▶ DIRECTIVE: Exactly reproduce the entries, dropping any pictures from your copy.

Records
§ §
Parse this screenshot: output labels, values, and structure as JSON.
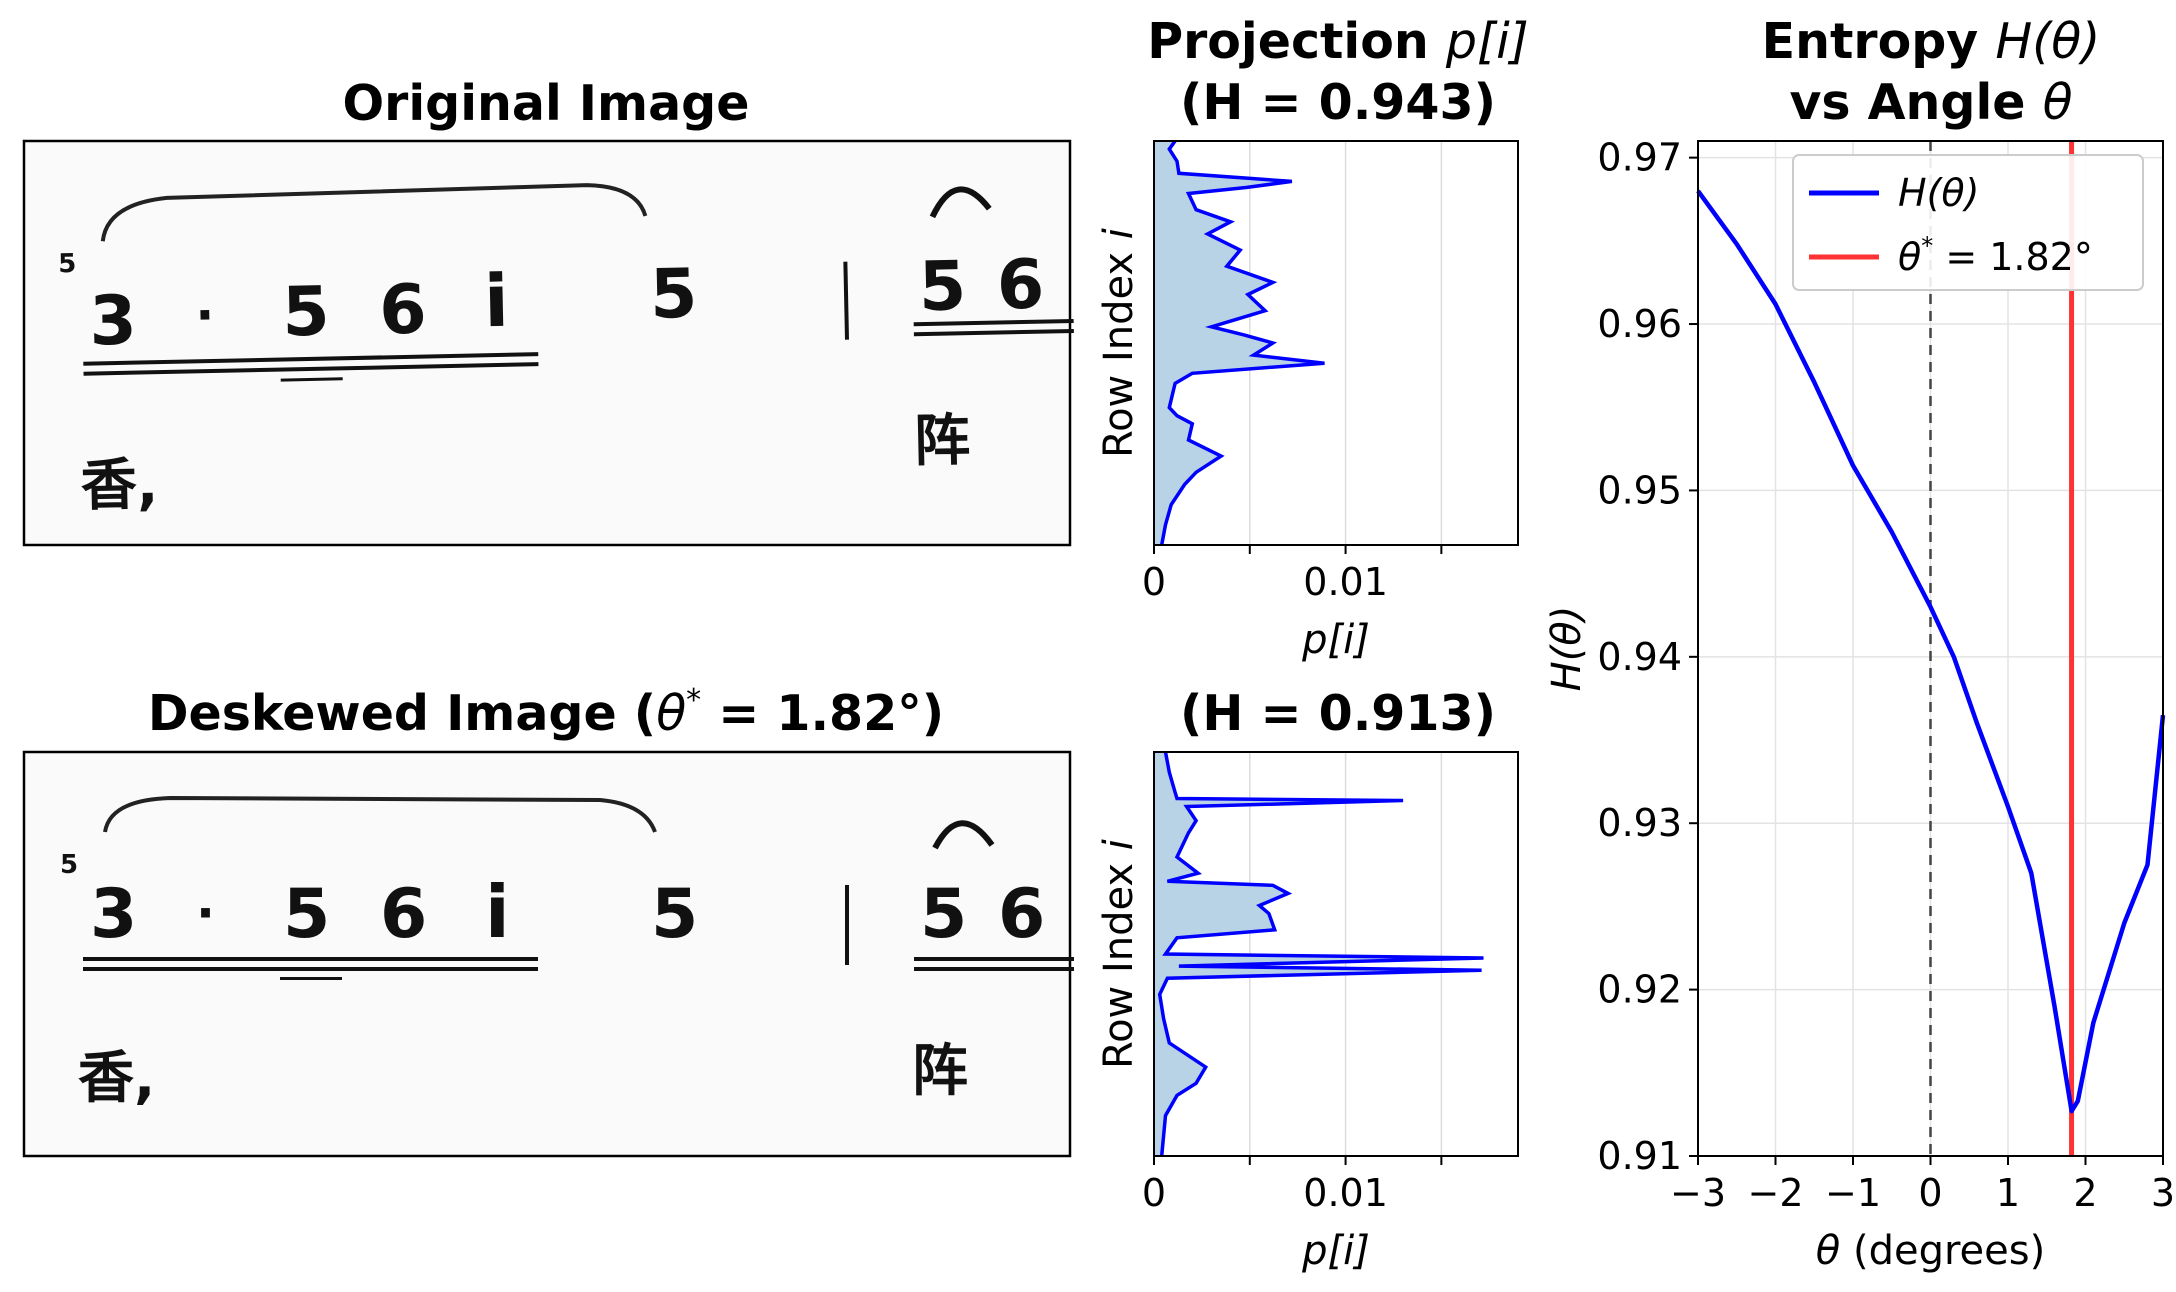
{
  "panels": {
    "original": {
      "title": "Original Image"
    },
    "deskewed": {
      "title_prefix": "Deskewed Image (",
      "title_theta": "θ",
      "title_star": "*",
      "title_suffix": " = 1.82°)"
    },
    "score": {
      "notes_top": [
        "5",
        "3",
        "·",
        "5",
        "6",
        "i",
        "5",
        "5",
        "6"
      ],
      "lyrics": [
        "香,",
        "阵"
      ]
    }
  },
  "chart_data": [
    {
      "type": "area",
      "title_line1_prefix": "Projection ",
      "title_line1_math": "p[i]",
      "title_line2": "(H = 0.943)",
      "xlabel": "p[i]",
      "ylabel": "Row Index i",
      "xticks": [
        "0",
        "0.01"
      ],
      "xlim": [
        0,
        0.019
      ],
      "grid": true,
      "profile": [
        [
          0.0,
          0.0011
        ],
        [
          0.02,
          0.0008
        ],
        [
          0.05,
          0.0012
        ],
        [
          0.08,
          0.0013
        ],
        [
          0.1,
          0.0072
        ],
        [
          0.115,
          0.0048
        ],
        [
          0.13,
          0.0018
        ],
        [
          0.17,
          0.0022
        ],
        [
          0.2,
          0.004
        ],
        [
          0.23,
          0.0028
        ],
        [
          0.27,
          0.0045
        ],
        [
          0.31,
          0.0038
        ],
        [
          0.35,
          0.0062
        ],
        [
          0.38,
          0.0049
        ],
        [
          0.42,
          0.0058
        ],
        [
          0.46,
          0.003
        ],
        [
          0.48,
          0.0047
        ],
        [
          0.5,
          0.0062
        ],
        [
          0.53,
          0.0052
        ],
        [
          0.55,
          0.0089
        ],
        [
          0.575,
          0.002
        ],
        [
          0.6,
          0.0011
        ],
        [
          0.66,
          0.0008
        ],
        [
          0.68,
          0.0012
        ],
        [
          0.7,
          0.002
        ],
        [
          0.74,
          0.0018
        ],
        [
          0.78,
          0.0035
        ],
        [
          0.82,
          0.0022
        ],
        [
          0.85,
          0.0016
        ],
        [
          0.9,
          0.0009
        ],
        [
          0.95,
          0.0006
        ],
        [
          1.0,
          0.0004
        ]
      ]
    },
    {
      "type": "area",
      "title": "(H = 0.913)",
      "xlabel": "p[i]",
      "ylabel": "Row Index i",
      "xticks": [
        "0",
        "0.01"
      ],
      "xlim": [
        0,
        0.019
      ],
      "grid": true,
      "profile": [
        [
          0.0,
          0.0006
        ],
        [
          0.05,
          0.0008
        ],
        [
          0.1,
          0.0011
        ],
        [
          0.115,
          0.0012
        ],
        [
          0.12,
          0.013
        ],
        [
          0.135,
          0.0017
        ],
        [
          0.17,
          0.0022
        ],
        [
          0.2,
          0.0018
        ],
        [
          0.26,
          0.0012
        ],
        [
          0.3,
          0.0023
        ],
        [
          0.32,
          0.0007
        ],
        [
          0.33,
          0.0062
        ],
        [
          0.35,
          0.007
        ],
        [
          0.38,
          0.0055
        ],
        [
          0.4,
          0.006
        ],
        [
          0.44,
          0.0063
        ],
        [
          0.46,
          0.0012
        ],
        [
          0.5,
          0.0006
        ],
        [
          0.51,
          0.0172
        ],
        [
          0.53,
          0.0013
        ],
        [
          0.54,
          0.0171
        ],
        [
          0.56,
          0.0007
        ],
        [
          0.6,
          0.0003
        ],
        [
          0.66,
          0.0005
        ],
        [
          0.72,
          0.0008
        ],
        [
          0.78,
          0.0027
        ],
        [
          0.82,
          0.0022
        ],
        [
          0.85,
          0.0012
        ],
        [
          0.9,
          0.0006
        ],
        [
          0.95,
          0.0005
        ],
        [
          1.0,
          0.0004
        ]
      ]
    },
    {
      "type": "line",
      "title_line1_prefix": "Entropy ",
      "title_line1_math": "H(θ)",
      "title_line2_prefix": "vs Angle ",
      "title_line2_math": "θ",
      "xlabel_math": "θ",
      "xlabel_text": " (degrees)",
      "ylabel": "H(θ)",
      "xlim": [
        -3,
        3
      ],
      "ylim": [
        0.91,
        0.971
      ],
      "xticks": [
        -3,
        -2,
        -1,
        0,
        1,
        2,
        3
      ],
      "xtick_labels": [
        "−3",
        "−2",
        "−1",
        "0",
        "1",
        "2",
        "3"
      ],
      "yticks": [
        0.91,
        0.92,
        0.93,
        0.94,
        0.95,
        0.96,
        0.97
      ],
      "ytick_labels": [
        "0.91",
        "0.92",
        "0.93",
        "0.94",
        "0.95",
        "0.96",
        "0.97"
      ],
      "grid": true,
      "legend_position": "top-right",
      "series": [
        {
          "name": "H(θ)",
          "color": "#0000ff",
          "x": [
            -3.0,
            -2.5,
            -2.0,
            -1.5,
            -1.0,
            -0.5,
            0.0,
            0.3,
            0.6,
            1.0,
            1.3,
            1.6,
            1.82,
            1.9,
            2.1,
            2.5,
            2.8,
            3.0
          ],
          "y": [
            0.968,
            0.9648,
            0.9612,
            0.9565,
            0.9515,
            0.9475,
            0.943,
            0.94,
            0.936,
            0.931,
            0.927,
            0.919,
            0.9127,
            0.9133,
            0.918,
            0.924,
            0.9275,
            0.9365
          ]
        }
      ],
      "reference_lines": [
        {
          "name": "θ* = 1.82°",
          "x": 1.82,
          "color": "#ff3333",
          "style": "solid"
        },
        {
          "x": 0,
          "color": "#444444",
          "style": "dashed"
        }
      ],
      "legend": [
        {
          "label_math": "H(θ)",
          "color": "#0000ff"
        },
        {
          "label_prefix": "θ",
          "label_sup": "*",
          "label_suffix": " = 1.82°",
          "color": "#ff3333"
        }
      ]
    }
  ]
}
§ §
▶ TASK RESULT:
Parse this screenshot: output labels, values, and structure as JSON.
{
  "panels": {
    "original": {
      "title": "Original Image"
    },
    "deskewed": {
      "title_prefix": "Deskewed Image (",
      "title_theta": "θ",
      "title_star": "*",
      "title_suffix": " = 1.82°)"
    },
    "score": {
      "notes_top": [
        "5",
        "3",
        "·",
        "5",
        "6",
        "i",
        "5",
        "5",
        "6"
      ],
      "lyrics": [
        "香,",
        "阵"
      ]
    }
  },
  "chart_data": [
    {
      "type": "area",
      "title_line1_prefix": "Projection ",
      "title_line1_math": "p[i]",
      "title_line2": "(H = 0.943)",
      "xlabel": "p[i]",
      "ylabel": "Row Index i",
      "xticks": [
        "0",
        "0.01"
      ],
      "xlim": [
        0,
        0.019
      ],
      "grid": true,
      "profile": [
        [
          0.0,
          0.0011
        ],
        [
          0.02,
          0.0008
        ],
        [
          0.05,
          0.0012
        ],
        [
          0.08,
          0.0013
        ],
        [
          0.1,
          0.0072
        ],
        [
          0.115,
          0.0048
        ],
        [
          0.13,
          0.0018
        ],
        [
          0.17,
          0.0022
        ],
        [
          0.2,
          0.004
        ],
        [
          0.23,
          0.0028
        ],
        [
          0.27,
          0.0045
        ],
        [
          0.31,
          0.0038
        ],
        [
          0.35,
          0.0062
        ],
        [
          0.38,
          0.0049
        ],
        [
          0.42,
          0.0058
        ],
        [
          0.46,
          0.003
        ],
        [
          0.48,
          0.0047
        ],
        [
          0.5,
          0.0062
        ],
        [
          0.53,
          0.0052
        ],
        [
          0.55,
          0.0089
        ],
        [
          0.575,
          0.002
        ],
        [
          0.6,
          0.0011
        ],
        [
          0.66,
          0.0008
        ],
        [
          0.68,
          0.0012
        ],
        [
          0.7,
          0.002
        ],
        [
          0.74,
          0.0018
        ],
        [
          0.78,
          0.0035
        ],
        [
          0.82,
          0.0022
        ],
        [
          0.85,
          0.0016
        ],
        [
          0.9,
          0.0009
        ],
        [
          0.95,
          0.0006
        ],
        [
          1.0,
          0.0004
        ]
      ]
    },
    {
      "type": "area",
      "title": "(H = 0.913)",
      "xlabel": "p[i]",
      "ylabel": "Row Index i",
      "xticks": [
        "0",
        "0.01"
      ],
      "xlim": [
        0,
        0.019
      ],
      "grid": true,
      "profile": [
        [
          0.0,
          0.0006
        ],
        [
          0.05,
          0.0008
        ],
        [
          0.1,
          0.0011
        ],
        [
          0.115,
          0.0012
        ],
        [
          0.12,
          0.013
        ],
        [
          0.135,
          0.0017
        ],
        [
          0.17,
          0.0022
        ],
        [
          0.2,
          0.0018
        ],
        [
          0.26,
          0.0012
        ],
        [
          0.3,
          0.0023
        ],
        [
          0.32,
          0.0007
        ],
        [
          0.33,
          0.0062
        ],
        [
          0.35,
          0.007
        ],
        [
          0.38,
          0.0055
        ],
        [
          0.4,
          0.006
        ],
        [
          0.44,
          0.0063
        ],
        [
          0.46,
          0.0012
        ],
        [
          0.5,
          0.0006
        ],
        [
          0.51,
          0.0172
        ],
        [
          0.53,
          0.0013
        ],
        [
          0.54,
          0.0171
        ],
        [
          0.56,
          0.0007
        ],
        [
          0.6,
          0.0003
        ],
        [
          0.66,
          0.0005
        ],
        [
          0.72,
          0.0008
        ],
        [
          0.78,
          0.0027
        ],
        [
          0.82,
          0.0022
        ],
        [
          0.85,
          0.0012
        ],
        [
          0.9,
          0.0006
        ],
        [
          0.95,
          0.0005
        ],
        [
          1.0,
          0.0004
        ]
      ]
    },
    {
      "type": "line",
      "title_line1_prefix": "Entropy ",
      "title_line1_math": "H(θ)",
      "title_line2_prefix": "vs Angle ",
      "title_line2_math": "θ",
      "xlabel_math": "θ",
      "xlabel_text": " (degrees)",
      "ylabel": "H(θ)",
      "xlim": [
        -3,
        3
      ],
      "ylim": [
        0.91,
        0.971
      ],
      "xticks": [
        -3,
        -2,
        -1,
        0,
        1,
        2,
        3
      ],
      "xtick_labels": [
        "−3",
        "−2",
        "−1",
        "0",
        "1",
        "2",
        "3"
      ],
      "yticks": [
        0.91,
        0.92,
        0.93,
        0.94,
        0.95,
        0.96,
        0.97
      ],
      "ytick_labels": [
        "0.91",
        "0.92",
        "0.93",
        "0.94",
        "0.95",
        "0.96",
        "0.97"
      ],
      "grid": true,
      "legend_position": "top-right",
      "series": [
        {
          "name": "H(θ)",
          "color": "#0000ff",
          "x": [
            -3.0,
            -2.5,
            -2.0,
            -1.5,
            -1.0,
            -0.5,
            0.0,
            0.3,
            0.6,
            1.0,
            1.3,
            1.6,
            1.82,
            1.9,
            2.1,
            2.5,
            2.8,
            3.0
          ],
          "y": [
            0.968,
            0.9648,
            0.9612,
            0.9565,
            0.9515,
            0.9475,
            0.943,
            0.94,
            0.936,
            0.931,
            0.927,
            0.919,
            0.9127,
            0.9133,
            0.918,
            0.924,
            0.9275,
            0.9365
          ]
        }
      ],
      "reference_lines": [
        {
          "name": "θ* = 1.82°",
          "x": 1.82,
          "color": "#ff3333",
          "style": "solid"
        },
        {
          "x": 0,
          "color": "#444444",
          "style": "dashed"
        }
      ],
      "legend": [
        {
          "label_math": "H(θ)",
          "color": "#0000ff"
        },
        {
          "label_prefix": "θ",
          "label_sup": "*",
          "label_suffix": " = 1.82°",
          "color": "#ff3333"
        }
      ]
    }
  ]
}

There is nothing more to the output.